- _WHAT IS BEING ASKED_: Search the listing for the string "websites" and copy every line that contains it.

- _RECORDS FOR THIS TASK_:
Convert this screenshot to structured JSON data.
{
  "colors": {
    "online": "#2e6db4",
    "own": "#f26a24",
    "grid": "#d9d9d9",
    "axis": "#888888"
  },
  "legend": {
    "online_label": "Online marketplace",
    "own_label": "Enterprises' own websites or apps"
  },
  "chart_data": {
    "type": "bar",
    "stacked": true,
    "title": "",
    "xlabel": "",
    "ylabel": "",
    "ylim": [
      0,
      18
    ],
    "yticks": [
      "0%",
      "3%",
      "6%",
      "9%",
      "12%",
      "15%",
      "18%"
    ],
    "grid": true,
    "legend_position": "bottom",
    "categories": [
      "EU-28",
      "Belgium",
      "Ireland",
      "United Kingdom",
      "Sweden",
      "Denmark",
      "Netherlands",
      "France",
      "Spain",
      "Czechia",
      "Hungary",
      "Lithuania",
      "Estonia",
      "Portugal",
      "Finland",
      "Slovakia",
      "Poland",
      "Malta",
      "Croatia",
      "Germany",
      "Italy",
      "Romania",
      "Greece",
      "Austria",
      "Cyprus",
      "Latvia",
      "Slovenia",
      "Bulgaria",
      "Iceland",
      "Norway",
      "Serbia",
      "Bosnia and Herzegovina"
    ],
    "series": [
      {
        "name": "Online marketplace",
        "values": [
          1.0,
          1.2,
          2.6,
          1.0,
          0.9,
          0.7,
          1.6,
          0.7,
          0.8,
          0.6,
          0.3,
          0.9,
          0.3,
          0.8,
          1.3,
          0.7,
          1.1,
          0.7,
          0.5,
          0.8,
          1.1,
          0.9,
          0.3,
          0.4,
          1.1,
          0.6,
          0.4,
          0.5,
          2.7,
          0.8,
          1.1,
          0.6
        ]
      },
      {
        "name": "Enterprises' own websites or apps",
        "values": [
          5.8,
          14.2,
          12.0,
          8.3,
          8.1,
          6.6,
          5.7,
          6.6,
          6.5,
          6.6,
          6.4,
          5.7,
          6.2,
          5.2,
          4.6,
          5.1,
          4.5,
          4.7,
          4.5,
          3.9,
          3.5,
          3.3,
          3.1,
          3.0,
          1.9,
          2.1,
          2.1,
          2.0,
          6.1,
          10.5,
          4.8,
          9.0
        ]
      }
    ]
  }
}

- _PROBLEM SOLUTION_:
    "own_label": "Enterprises' own websites or apps"
        "name": "Enterprises' own websites or apps",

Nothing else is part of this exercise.